THE PROBLEM:
Repeat the listing in full. Nothing may be added or left out.

DATASET EXTRACT:
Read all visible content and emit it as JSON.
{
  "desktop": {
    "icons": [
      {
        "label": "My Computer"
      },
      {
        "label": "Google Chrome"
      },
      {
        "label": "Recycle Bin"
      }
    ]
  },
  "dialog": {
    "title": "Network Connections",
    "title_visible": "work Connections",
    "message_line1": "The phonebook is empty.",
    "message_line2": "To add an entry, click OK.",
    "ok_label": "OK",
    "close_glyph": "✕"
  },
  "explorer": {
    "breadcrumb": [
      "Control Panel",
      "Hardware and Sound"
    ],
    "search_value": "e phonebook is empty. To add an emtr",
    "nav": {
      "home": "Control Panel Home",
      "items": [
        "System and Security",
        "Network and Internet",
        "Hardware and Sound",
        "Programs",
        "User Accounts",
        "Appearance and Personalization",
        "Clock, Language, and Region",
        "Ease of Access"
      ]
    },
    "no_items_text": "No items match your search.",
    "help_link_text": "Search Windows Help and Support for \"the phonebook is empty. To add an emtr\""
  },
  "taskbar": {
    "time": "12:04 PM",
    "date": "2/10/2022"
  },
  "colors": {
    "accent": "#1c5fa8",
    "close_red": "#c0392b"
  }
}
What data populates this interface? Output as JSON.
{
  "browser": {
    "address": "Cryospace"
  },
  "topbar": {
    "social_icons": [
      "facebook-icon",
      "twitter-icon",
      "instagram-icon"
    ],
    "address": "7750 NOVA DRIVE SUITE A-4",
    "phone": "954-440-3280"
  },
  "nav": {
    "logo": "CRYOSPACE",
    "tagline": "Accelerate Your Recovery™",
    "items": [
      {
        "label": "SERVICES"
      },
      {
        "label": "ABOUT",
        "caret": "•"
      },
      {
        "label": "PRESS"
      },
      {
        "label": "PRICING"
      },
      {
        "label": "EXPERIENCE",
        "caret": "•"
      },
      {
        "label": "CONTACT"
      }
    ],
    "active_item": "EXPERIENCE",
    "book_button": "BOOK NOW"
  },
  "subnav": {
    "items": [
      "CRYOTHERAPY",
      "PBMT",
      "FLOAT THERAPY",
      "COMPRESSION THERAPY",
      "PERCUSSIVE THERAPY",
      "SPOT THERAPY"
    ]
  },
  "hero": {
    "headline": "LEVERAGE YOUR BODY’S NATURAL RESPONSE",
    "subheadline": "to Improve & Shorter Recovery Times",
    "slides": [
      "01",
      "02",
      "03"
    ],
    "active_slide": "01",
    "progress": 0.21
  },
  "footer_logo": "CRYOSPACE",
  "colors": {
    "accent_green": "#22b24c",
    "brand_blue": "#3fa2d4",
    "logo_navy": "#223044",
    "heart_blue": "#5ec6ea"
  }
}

FINISHED TASK:
Read all visible content and emit it as JSON.
{
  "desktop": {
    "icons": [
      {
        "label": "My Computer"
      },
      {
        "label": "Google Chrome"
      },
      {
        "label": "Recycle Bin"
      }
    ]
  },
  "dialog": {
    "title": "Network Connections",
    "title_visible": "work Connections",
    "message_line1": "The phonebook is empty.",
    "message_line2": "To add an entry, click OK.",
    "ok_label": "OK",
    "close_glyph": "✕"
  },
  "explorer": {
    "breadcrumb": [
      "Control Panel",
      "Hardware and Sound"
    ],
    "search_value": "e phonebook is empty. To add an emtr",
    "nav": {
      "home": "Control Panel Home",
      "items": [
        "System and Security",
        "Network and Internet",
        "Hardware and Sound",
        "Programs",
        "User Accounts",
        "Appearance and Personalization",
        "Clock, Language, and Region",
        "Ease of Access"
      ]
    },
    "no_items_text": "No items match your search.",
    "help_link_text": "Search Windows Help and Support for \"the phonebook is empty. To add an emtr\""
  },
  "taskbar": {
    "time": "12:04 PM",
    "date": "2/10/2022"
  },
  "colors": {
    "accent": "#1c5fa8",
    "close_red": "#c0392b"
  }
}
What data populates this interface? Output as JSON.
{
  "browser": {
    "address": "Cryospace"
  },
  "topbar": {
    "social_icons": [
      "facebook-icon",
      "twitter-icon",
      "instagram-icon"
    ],
    "address": "7750 NOVA DRIVE SUITE A-4",
    "phone": "954-440-3280"
  },
  "nav": {
    "logo": "CRYOSPACE",
    "tagline": "Accelerate Your Recovery™",
    "items": [
      {
        "label": "SERVICES"
      },
      {
        "label": "ABOUT",
        "caret": "•"
      },
      {
        "label": "PRESS"
      },
      {
        "label": "PRICING"
      },
      {
        "label": "EXPERIENCE",
        "caret": "•"
      },
      {
        "label": "CONTACT"
      }
    ],
    "active_item": "EXPERIENCE",
    "book_button": "BOOK NOW"
  },
  "subnav": {
    "items": [
      "CRYOTHERAPY",
      "PBMT",
      "FLOAT THERAPY",
      "COMPRESSION THERAPY",
      "PERCUSSIVE THERAPY",
      "SPOT THERAPY"
    ]
  },
  "hero": {
    "headline": "LEVERAGE YOUR BODY’S NATURAL RESPONSE",
    "subheadline": "to Improve & Shorter Recovery Times",
    "slides": [
      "01",
      "02",
      "03"
    ],
    "active_slide": "01",
    "progress": 0.21
  },
  "footer_logo": "CRYOSPACE",
  "colors": {
    "accent_green": "#22b24c",
    "brand_blue": "#3fa2d4",
    "logo_navy": "#223044",
    "heart_blue": "#5ec6ea"
  }
}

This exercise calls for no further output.